The exercise: Track down each line that has the word "name" and copy it.

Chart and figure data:
▬▬▬▬▬▬
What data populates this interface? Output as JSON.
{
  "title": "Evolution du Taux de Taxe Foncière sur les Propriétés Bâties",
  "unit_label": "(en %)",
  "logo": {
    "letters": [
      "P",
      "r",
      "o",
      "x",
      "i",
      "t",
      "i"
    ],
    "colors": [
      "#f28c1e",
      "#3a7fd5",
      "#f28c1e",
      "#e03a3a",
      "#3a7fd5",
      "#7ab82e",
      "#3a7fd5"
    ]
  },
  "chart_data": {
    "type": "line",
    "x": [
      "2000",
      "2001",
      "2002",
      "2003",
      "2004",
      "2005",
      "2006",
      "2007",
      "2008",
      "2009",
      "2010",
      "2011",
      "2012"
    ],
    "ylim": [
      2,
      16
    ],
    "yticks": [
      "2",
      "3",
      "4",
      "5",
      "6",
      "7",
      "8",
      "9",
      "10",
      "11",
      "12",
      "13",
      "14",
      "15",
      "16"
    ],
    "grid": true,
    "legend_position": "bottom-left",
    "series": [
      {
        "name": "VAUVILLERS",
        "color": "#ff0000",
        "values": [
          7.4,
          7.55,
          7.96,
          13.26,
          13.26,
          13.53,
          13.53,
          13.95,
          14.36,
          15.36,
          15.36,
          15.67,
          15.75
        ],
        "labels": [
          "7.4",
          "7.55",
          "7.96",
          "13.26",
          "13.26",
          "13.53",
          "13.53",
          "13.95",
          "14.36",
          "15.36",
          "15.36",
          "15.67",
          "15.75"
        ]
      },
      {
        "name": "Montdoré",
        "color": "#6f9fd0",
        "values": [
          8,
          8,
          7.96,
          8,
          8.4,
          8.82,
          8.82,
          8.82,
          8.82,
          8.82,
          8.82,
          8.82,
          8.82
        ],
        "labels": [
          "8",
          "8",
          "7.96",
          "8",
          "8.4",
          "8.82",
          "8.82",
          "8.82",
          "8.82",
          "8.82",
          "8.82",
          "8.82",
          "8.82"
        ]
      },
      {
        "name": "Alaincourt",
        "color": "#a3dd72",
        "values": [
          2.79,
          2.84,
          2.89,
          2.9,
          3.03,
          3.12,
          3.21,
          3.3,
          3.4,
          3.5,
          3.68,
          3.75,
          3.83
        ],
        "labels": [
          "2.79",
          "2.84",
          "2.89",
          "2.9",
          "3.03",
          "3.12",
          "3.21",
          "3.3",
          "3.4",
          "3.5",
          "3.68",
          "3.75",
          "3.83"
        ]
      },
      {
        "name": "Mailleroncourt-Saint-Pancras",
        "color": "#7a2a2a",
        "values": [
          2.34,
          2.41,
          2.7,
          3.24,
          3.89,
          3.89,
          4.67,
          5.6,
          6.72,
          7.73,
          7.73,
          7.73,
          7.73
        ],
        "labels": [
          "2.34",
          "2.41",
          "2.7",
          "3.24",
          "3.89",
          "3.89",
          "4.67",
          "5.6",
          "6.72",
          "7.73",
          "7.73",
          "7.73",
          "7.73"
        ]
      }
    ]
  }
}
▬▬▬▬▬▬
Response:
        "name": "VAUVILLERS",
        "name": "Montdoré",
        "name": "Alaincourt",
        "name": "Mailleroncourt-Saint-Pancras",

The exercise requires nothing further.